## start Rows
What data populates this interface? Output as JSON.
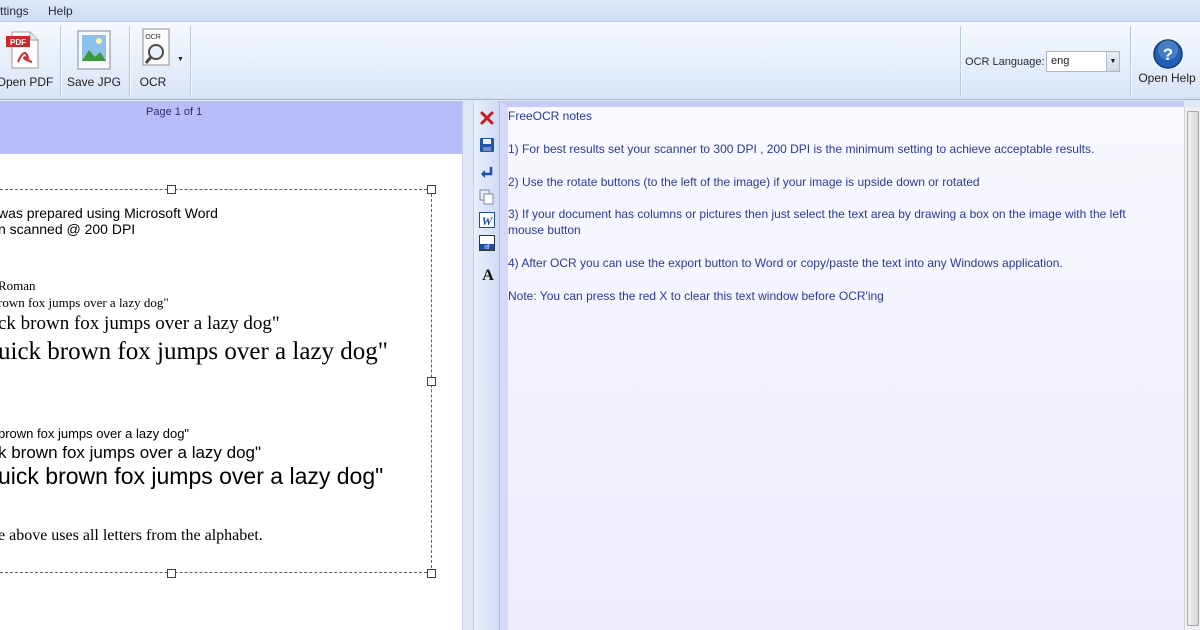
{
  "menubar": {
    "items": [
      {
        "label": "ttings"
      },
      {
        "label": "Help"
      }
    ]
  },
  "toolbar": {
    "open_pdf_label": "Open PDF",
    "pdf_badge": "PDF",
    "save_jpg_label": "Save JPG",
    "ocr_label": "OCR",
    "ocr_badge": "OCR",
    "language_label": "OCR Language:",
    "language_value": "eng",
    "open_help_label": "Open Help"
  },
  "image_pane": {
    "page_indicator": "Page 1 of 1",
    "lines": [
      "was prepared using Microsoft Word",
      "n scanned @ 200 DPI",
      "Roman",
      "rown fox jumps over a lazy dog\"",
      "ck brown fox jumps over a lazy dog\"",
      "uick brown fox jumps over a lazy dog\"",
      "brown fox jumps over a lazy dog\"",
      "k brown fox  jumps over a lazy dog\"",
      "uick brown fox jumps over a lazy dog\"",
      "e above uses all letters from the alphabet."
    ]
  },
  "text_pane": {
    "lines": [
      "FreeOCR notes",
      "1) For best results set your scanner to 300 DPI , 200 DPI is the minimum setting to achieve acceptable results.",
      "2) Use the rotate buttons (to the left of the image) if your image is upside down or rotated",
      "3) If your document has columns or pictures then just select the text area by drawing a box on the image with the left",
      "mouse button",
      "4) After OCR you can use the export button to Word or copy/paste the text into any Windows application.",
      "Note: You can press the red X to clear this text window before OCR'ing"
    ]
  },
  "side_toolbar": {
    "icons": [
      "clear-x-icon",
      "save-disk-icon",
      "return-arrow-icon",
      "copy-icon",
      "word-export-icon",
      "rtf-export-icon",
      "font-icon"
    ],
    "font_glyph": "A",
    "word_glyph": "W",
    "rtf_glyph": "rtf"
  },
  "colors": {
    "accent_red": "#cc1a1a",
    "text_blue": "#2a3a9a",
    "help_blue": "#1f5fb5",
    "left_pane_bg": "#b8bdf8"
  }
}
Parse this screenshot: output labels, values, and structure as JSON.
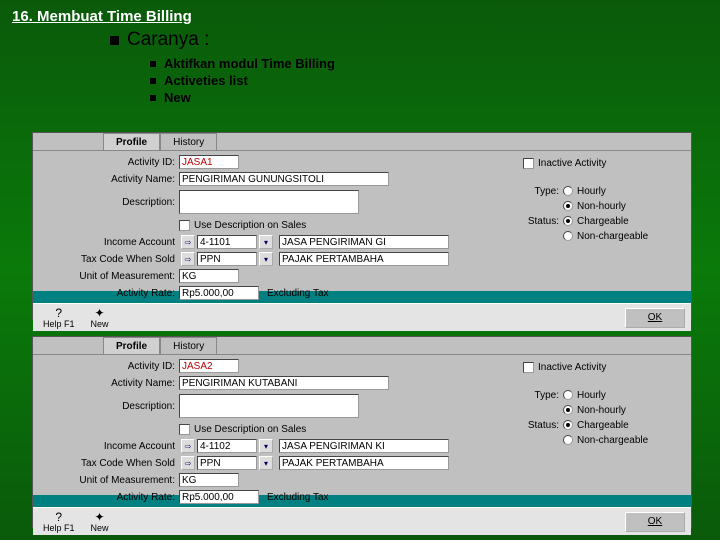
{
  "slide": {
    "title": "16. Membuat Time Billing",
    "caranya": "Caranya :",
    "steps": [
      "Aktifkan modul Time Billing",
      "Activeties list",
      "New"
    ]
  },
  "window1": {
    "tabs": {
      "profile": "Profile",
      "history": "History"
    },
    "labels": {
      "activity_id": "Activity ID:",
      "activity_name": "Activity Name:",
      "description": "Description:",
      "use_desc": "Use Description on Sales",
      "income_account": "Income Account",
      "tax_code": "Tax Code When Sold",
      "unit": "Unit of Measurement:",
      "rate": "Activity Rate:",
      "excluding": "Excluding Tax",
      "inactive": "Inactive Activity",
      "type": "Type:",
      "hourly": "Hourly",
      "nonhourly": "Non-hourly",
      "status": "Status:",
      "chargeable": "Chargeable",
      "nonchargeable": "Non-chargeable"
    },
    "values": {
      "activity_id": "JASA1",
      "activity_name": "PENGIRIMAN GUNUNGSITOLI",
      "income_account": "4-1101",
      "income_account_name": "JASA PENGIRIMAN GI",
      "tax_code": "PPN",
      "tax_name": "PAJAK PERTAMBAHA",
      "unit": "KG",
      "rate": "Rp5.000,00"
    },
    "buttons": {
      "help": "Help F1",
      "new": "New",
      "ok": "OK"
    },
    "selected_type": "nonhourly",
    "selected_status": "chargeable"
  },
  "window2": {
    "tabs": {
      "profile": "Profile",
      "history": "History"
    },
    "labels": {
      "activity_id": "Activity ID:",
      "activity_name": "Activity Name:",
      "description": "Description:",
      "use_desc": "Use Description on Sales",
      "income_account": "Income Account",
      "tax_code": "Tax Code When Sold",
      "unit": "Unit of Measurement:",
      "rate": "Activity Rate:",
      "excluding": "Excluding Tax",
      "inactive": "Inactive Activity",
      "type": "Type:",
      "hourly": "Hourly",
      "nonhourly": "Non-hourly",
      "status": "Status:",
      "chargeable": "Chargeable",
      "nonchargeable": "Non-chargeable"
    },
    "values": {
      "activity_id": "JASA2",
      "activity_name": "PENGIRIMAN KUTABANI",
      "income_account": "4-1102",
      "income_account_name": "JASA PENGIRIMAN KI",
      "tax_code": "PPN",
      "tax_name": "PAJAK PERTAMBAHA",
      "unit": "KG",
      "rate": "Rp5.000,00"
    },
    "buttons": {
      "help": "Help F1",
      "new": "New",
      "ok": "OK"
    },
    "selected_type": "nonhourly",
    "selected_status": "chargeable"
  }
}
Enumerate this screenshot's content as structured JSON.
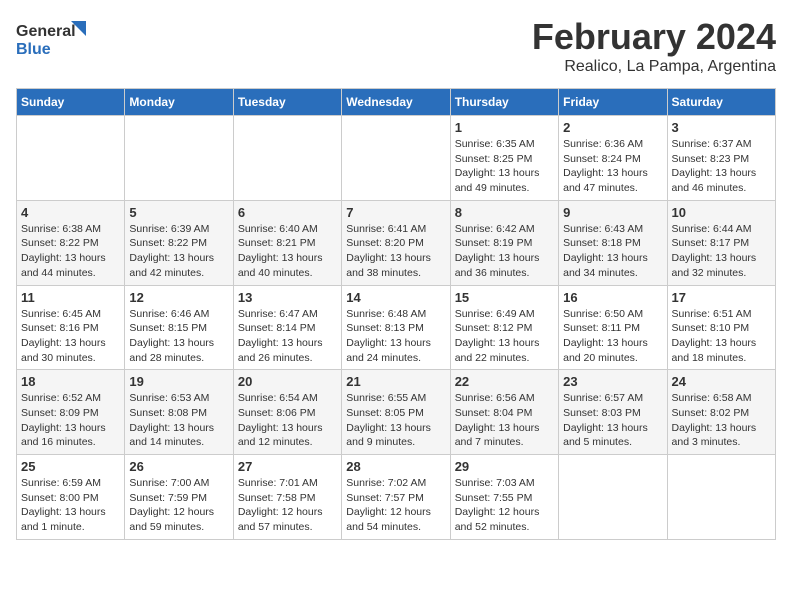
{
  "logo": {
    "line1": "General",
    "line2": "Blue"
  },
  "title": "February 2024",
  "subtitle": "Realico, La Pampa, Argentina",
  "weekdays": [
    "Sunday",
    "Monday",
    "Tuesday",
    "Wednesday",
    "Thursday",
    "Friday",
    "Saturday"
  ],
  "weeks": [
    [
      {
        "num": "",
        "info": ""
      },
      {
        "num": "",
        "info": ""
      },
      {
        "num": "",
        "info": ""
      },
      {
        "num": "",
        "info": ""
      },
      {
        "num": "1",
        "info": "Sunrise: 6:35 AM\nSunset: 8:25 PM\nDaylight: 13 hours\nand 49 minutes."
      },
      {
        "num": "2",
        "info": "Sunrise: 6:36 AM\nSunset: 8:24 PM\nDaylight: 13 hours\nand 47 minutes."
      },
      {
        "num": "3",
        "info": "Sunrise: 6:37 AM\nSunset: 8:23 PM\nDaylight: 13 hours\nand 46 minutes."
      }
    ],
    [
      {
        "num": "4",
        "info": "Sunrise: 6:38 AM\nSunset: 8:22 PM\nDaylight: 13 hours\nand 44 minutes."
      },
      {
        "num": "5",
        "info": "Sunrise: 6:39 AM\nSunset: 8:22 PM\nDaylight: 13 hours\nand 42 minutes."
      },
      {
        "num": "6",
        "info": "Sunrise: 6:40 AM\nSunset: 8:21 PM\nDaylight: 13 hours\nand 40 minutes."
      },
      {
        "num": "7",
        "info": "Sunrise: 6:41 AM\nSunset: 8:20 PM\nDaylight: 13 hours\nand 38 minutes."
      },
      {
        "num": "8",
        "info": "Sunrise: 6:42 AM\nSunset: 8:19 PM\nDaylight: 13 hours\nand 36 minutes."
      },
      {
        "num": "9",
        "info": "Sunrise: 6:43 AM\nSunset: 8:18 PM\nDaylight: 13 hours\nand 34 minutes."
      },
      {
        "num": "10",
        "info": "Sunrise: 6:44 AM\nSunset: 8:17 PM\nDaylight: 13 hours\nand 32 minutes."
      }
    ],
    [
      {
        "num": "11",
        "info": "Sunrise: 6:45 AM\nSunset: 8:16 PM\nDaylight: 13 hours\nand 30 minutes."
      },
      {
        "num": "12",
        "info": "Sunrise: 6:46 AM\nSunset: 8:15 PM\nDaylight: 13 hours\nand 28 minutes."
      },
      {
        "num": "13",
        "info": "Sunrise: 6:47 AM\nSunset: 8:14 PM\nDaylight: 13 hours\nand 26 minutes."
      },
      {
        "num": "14",
        "info": "Sunrise: 6:48 AM\nSunset: 8:13 PM\nDaylight: 13 hours\nand 24 minutes."
      },
      {
        "num": "15",
        "info": "Sunrise: 6:49 AM\nSunset: 8:12 PM\nDaylight: 13 hours\nand 22 minutes."
      },
      {
        "num": "16",
        "info": "Sunrise: 6:50 AM\nSunset: 8:11 PM\nDaylight: 13 hours\nand 20 minutes."
      },
      {
        "num": "17",
        "info": "Sunrise: 6:51 AM\nSunset: 8:10 PM\nDaylight: 13 hours\nand 18 minutes."
      }
    ],
    [
      {
        "num": "18",
        "info": "Sunrise: 6:52 AM\nSunset: 8:09 PM\nDaylight: 13 hours\nand 16 minutes."
      },
      {
        "num": "19",
        "info": "Sunrise: 6:53 AM\nSunset: 8:08 PM\nDaylight: 13 hours\nand 14 minutes."
      },
      {
        "num": "20",
        "info": "Sunrise: 6:54 AM\nSunset: 8:06 PM\nDaylight: 13 hours\nand 12 minutes."
      },
      {
        "num": "21",
        "info": "Sunrise: 6:55 AM\nSunset: 8:05 PM\nDaylight: 13 hours\nand 9 minutes."
      },
      {
        "num": "22",
        "info": "Sunrise: 6:56 AM\nSunset: 8:04 PM\nDaylight: 13 hours\nand 7 minutes."
      },
      {
        "num": "23",
        "info": "Sunrise: 6:57 AM\nSunset: 8:03 PM\nDaylight: 13 hours\nand 5 minutes."
      },
      {
        "num": "24",
        "info": "Sunrise: 6:58 AM\nSunset: 8:02 PM\nDaylight: 13 hours\nand 3 minutes."
      }
    ],
    [
      {
        "num": "25",
        "info": "Sunrise: 6:59 AM\nSunset: 8:00 PM\nDaylight: 13 hours\nand 1 minute."
      },
      {
        "num": "26",
        "info": "Sunrise: 7:00 AM\nSunset: 7:59 PM\nDaylight: 12 hours\nand 59 minutes."
      },
      {
        "num": "27",
        "info": "Sunrise: 7:01 AM\nSunset: 7:58 PM\nDaylight: 12 hours\nand 57 minutes."
      },
      {
        "num": "28",
        "info": "Sunrise: 7:02 AM\nSunset: 7:57 PM\nDaylight: 12 hours\nand 54 minutes."
      },
      {
        "num": "29",
        "info": "Sunrise: 7:03 AM\nSunset: 7:55 PM\nDaylight: 12 hours\nand 52 minutes."
      },
      {
        "num": "",
        "info": ""
      },
      {
        "num": "",
        "info": ""
      }
    ]
  ]
}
## end Rows
Work required
Pull out every line in the material above where "JSON" occurs.

Completed task
What data populates this interface? Output as JSON.
Parse this screenshot: output labels, values, and structure as JSON.
Enumerate this screenshot's content as structured JSON.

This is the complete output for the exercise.